═══ Records shown ═══
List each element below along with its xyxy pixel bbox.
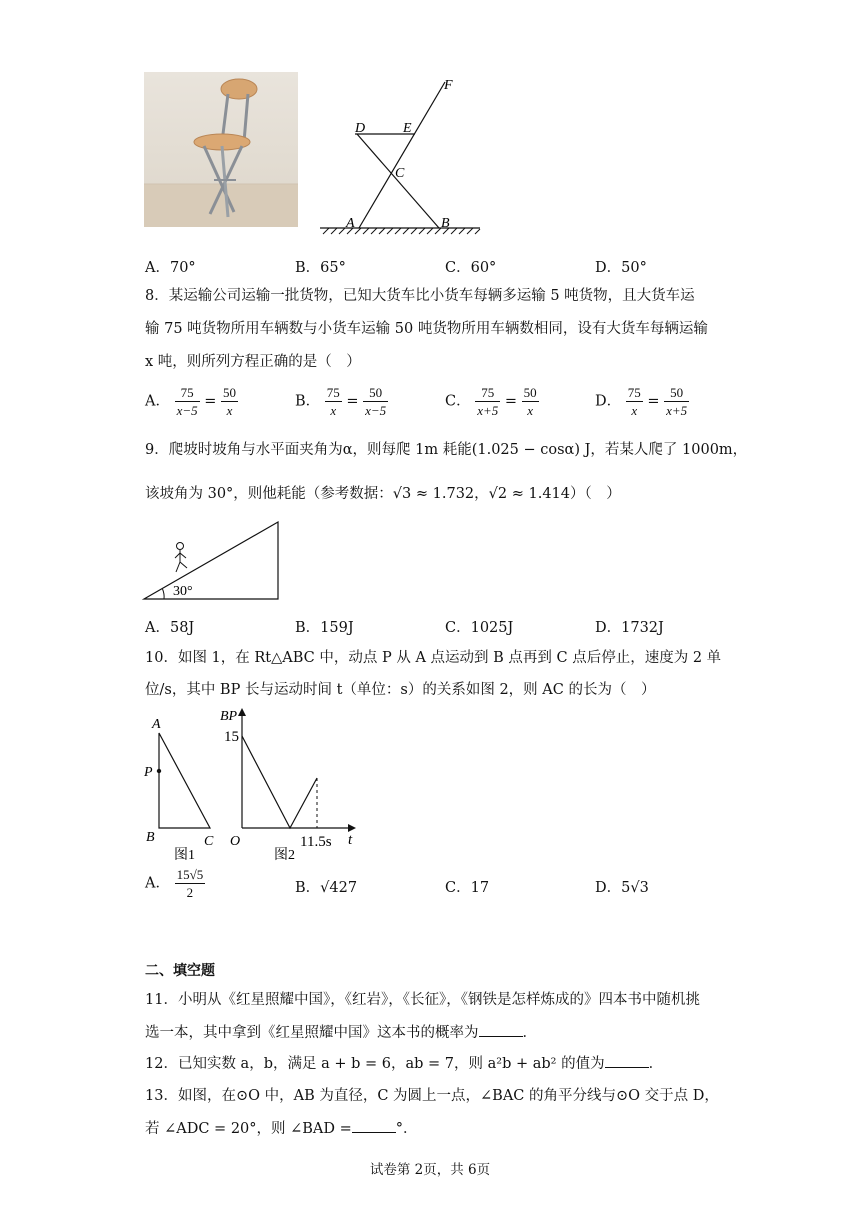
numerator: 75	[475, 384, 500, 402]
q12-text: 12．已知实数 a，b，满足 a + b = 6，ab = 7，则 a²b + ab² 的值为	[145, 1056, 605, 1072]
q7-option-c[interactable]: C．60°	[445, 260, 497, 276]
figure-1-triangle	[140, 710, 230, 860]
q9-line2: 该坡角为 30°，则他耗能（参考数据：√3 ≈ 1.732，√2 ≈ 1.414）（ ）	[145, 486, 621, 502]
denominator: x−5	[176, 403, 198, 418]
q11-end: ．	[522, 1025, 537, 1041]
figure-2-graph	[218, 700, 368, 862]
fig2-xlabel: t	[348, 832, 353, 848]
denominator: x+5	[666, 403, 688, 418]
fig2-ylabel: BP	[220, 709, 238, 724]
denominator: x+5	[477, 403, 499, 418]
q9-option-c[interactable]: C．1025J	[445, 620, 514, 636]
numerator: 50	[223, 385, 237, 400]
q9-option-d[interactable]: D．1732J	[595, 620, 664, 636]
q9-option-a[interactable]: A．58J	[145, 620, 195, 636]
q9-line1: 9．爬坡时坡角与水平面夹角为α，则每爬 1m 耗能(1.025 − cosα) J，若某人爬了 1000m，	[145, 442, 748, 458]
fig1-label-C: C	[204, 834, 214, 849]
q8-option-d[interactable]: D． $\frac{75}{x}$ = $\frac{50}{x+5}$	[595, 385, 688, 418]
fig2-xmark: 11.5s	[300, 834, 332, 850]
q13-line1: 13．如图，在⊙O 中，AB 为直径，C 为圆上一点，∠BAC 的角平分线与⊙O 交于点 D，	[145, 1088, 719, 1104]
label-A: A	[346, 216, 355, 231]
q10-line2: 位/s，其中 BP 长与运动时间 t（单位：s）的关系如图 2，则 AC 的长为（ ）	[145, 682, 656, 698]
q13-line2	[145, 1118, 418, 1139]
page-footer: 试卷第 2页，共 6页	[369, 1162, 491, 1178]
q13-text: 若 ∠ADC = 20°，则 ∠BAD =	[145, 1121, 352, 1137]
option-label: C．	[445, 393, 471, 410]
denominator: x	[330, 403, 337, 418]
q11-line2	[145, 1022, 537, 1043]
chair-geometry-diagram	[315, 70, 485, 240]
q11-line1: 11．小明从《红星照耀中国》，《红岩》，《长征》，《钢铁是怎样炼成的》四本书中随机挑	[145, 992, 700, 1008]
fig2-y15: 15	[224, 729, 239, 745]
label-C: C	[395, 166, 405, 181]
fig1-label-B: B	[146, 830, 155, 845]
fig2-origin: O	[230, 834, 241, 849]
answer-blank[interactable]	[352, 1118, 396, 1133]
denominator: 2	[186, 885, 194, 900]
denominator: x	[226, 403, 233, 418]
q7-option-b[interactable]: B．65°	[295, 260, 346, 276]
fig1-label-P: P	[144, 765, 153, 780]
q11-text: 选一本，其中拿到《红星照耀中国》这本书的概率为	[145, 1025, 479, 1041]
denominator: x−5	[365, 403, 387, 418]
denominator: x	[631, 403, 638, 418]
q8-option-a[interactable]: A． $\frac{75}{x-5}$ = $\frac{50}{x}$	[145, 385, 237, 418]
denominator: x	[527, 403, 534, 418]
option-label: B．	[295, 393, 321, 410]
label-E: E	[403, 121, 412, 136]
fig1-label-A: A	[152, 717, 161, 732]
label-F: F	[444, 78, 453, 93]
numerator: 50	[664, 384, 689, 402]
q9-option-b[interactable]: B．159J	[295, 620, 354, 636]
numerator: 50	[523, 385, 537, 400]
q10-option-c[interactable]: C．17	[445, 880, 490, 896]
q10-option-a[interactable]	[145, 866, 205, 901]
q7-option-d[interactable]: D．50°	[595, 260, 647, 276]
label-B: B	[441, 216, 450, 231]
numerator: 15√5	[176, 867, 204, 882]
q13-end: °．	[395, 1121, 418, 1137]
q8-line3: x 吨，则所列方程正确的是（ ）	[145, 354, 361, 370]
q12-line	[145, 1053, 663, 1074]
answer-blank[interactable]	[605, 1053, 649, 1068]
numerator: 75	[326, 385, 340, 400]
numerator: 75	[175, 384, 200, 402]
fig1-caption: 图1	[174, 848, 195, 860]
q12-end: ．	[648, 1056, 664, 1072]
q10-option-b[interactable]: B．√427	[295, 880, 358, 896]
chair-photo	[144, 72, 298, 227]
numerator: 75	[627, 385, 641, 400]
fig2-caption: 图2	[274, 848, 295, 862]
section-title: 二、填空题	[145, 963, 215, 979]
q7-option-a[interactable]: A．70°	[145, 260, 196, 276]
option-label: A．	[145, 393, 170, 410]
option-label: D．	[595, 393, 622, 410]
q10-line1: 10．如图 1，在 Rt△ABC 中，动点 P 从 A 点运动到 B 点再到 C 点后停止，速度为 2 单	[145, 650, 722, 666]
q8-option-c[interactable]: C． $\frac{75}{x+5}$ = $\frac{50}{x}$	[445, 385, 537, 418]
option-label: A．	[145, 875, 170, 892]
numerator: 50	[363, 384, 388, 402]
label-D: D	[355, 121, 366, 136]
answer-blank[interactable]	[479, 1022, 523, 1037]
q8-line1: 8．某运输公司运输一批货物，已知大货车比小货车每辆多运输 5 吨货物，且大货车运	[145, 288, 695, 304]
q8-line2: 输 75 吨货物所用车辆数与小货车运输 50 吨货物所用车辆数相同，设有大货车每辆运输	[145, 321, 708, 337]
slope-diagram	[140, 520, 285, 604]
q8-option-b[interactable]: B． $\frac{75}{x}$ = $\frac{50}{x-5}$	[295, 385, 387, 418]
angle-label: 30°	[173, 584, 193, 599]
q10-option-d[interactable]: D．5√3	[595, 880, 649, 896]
═══
*Written task*:
Copy out every line of the entries above without changing a word, and leave the pictures out.

*Reply to the task*:
List each element below along with its xyxy pixel bbox.
numerator: 75	[475, 384, 500, 402]
q12-text: 12．已知实数 a，b，满足 a + b = 6，ab = 7，则 a²b + ab² 的值为	[145, 1056, 605, 1072]
q7-option-c[interactable]: C．60°	[445, 260, 497, 276]
figure-1-triangle	[140, 710, 230, 860]
q9-line2: 该坡角为 30°，则他耗能（参考数据：√3 ≈ 1.732，√2 ≈ 1.414）（ ）	[145, 486, 621, 502]
denominator: x−5	[176, 403, 198, 418]
q11-end: ．	[522, 1025, 537, 1041]
figure-2-graph	[218, 700, 368, 862]
fig2-xlabel: t	[348, 832, 353, 848]
denominator: x+5	[666, 403, 688, 418]
fig2-ylabel: BP	[220, 709, 238, 724]
denominator: x+5	[477, 403, 499, 418]
q9-option-c[interactable]: C．1025J	[445, 620, 514, 636]
numerator: 50	[223, 385, 237, 400]
q9-option-d[interactable]: D．1732J	[595, 620, 664, 636]
q9-option-a[interactable]: A．58J	[145, 620, 195, 636]
q9-line1: 9．爬坡时坡角与水平面夹角为α，则每爬 1m 耗能(1.025 − cosα) J，若某人爬了 1000m，	[145, 442, 748, 458]
fig1-label-C: C	[204, 834, 214, 849]
q8-option-d[interactable]: D． $\frac{75}{x}$ = $\frac{50}{x+5}$	[595, 385, 688, 418]
fig2-xmark: 11.5s	[300, 834, 332, 850]
q13-line1: 13．如图，在⊙O 中，AB 为直径，C 为圆上一点，∠BAC 的角平分线与⊙O 交于点 D，	[145, 1088, 719, 1104]
label-A: A	[346, 216, 355, 231]
q10-line2: 位/s，其中 BP 长与运动时间 t（单位：s）的关系如图 2，则 AC 的长为（ ）	[145, 682, 656, 698]
q13-line2	[145, 1118, 418, 1139]
page-footer: 试卷第 2页，共 6页	[369, 1162, 491, 1178]
q13-text: 若 ∠ADC = 20°，则 ∠BAD =	[145, 1121, 352, 1137]
option-label: C．	[445, 393, 471, 410]
denominator: x	[330, 403, 337, 418]
q11-line2	[145, 1022, 537, 1043]
chair-geometry-diagram	[315, 70, 485, 240]
q11-line1: 11．小明从《红星照耀中国》，《红岩》，《长征》，《钢铁是怎样炼成的》四本书中随机挑	[145, 992, 700, 1008]
fig2-y15: 15	[224, 729, 239, 745]
label-C: C	[395, 166, 405, 181]
fig1-label-B: B	[146, 830, 155, 845]
fig2-origin: O	[230, 834, 241, 849]
answer-blank[interactable]	[352, 1118, 396, 1133]
denominator: 2	[186, 885, 194, 900]
denominator: x	[226, 403, 233, 418]
q7-option-b[interactable]: B．65°	[295, 260, 346, 276]
fig1-label-P: P	[144, 765, 153, 780]
q11-text: 选一本，其中拿到《红星照耀中国》这本书的概率为	[145, 1025, 479, 1041]
denominator: x−5	[365, 403, 387, 418]
denominator: x	[631, 403, 638, 418]
q8-option-a[interactable]: A． $\frac{75}{x-5}$ = $\frac{50}{x}$	[145, 385, 237, 418]
denominator: x	[527, 403, 534, 418]
option-label: B．	[295, 393, 321, 410]
label-E: E	[403, 121, 412, 136]
fig1-label-A: A	[152, 717, 161, 732]
label-F: F	[444, 78, 453, 93]
numerator: 50	[664, 384, 689, 402]
q9-option-b[interactable]: B．159J	[295, 620, 354, 636]
numerator: 50	[523, 385, 537, 400]
q10-option-c[interactable]: C．17	[445, 880, 490, 896]
q10-option-a[interactable]	[145, 866, 205, 901]
q7-option-d[interactable]: D．50°	[595, 260, 647, 276]
label-B: B	[441, 216, 450, 231]
numerator: 15√5	[176, 867, 204, 882]
q13-end: °．	[395, 1121, 418, 1137]
q8-line3: x 吨，则所列方程正确的是（ ）	[145, 354, 361, 370]
q12-line	[145, 1053, 663, 1074]
answer-blank[interactable]	[605, 1053, 649, 1068]
numerator: 75	[326, 385, 340, 400]
numerator: 75	[175, 384, 200, 402]
fig1-caption: 图1	[174, 848, 195, 860]
q12-end: ．	[648, 1056, 664, 1072]
q10-option-b[interactable]: B．√427	[295, 880, 358, 896]
chair-photo	[144, 72, 298, 227]
numerator: 75	[627, 385, 641, 400]
fig2-caption: 图2	[274, 848, 295, 862]
section-title: 二、填空题	[145, 963, 215, 979]
q7-option-a[interactable]: A．70°	[145, 260, 196, 276]
option-label: A．	[145, 393, 170, 410]
option-label: D．	[595, 393, 622, 410]
q10-line1: 10．如图 1，在 Rt△ABC 中，动点 P 从 A 点运动到 B 点再到 C 点后停止，速度为 2 单	[145, 650, 722, 666]
q8-option-c[interactable]: C． $\frac{75}{x+5}$ = $\frac{50}{x}$	[445, 385, 537, 418]
option-label: A．	[145, 875, 170, 892]
numerator: 50	[363, 384, 388, 402]
label-D: D	[355, 121, 366, 136]
answer-blank[interactable]	[479, 1022, 523, 1037]
q8-line1: 8．某运输公司运输一批货物，已知大货车比小货车每辆多运输 5 吨货物，且大货车运	[145, 288, 695, 304]
q8-line2: 输 75 吨货物所用车辆数与小货车运输 50 吨货物所用车辆数相同，设有大货车每辆运输	[145, 321, 708, 337]
slope-diagram	[140, 520, 285, 604]
q8-option-b[interactable]: B． $\frac{75}{x}$ = $\frac{50}{x-5}$	[295, 385, 387, 418]
angle-label: 30°	[173, 584, 193, 599]
q10-option-d[interactable]: D．5√3	[595, 880, 649, 896]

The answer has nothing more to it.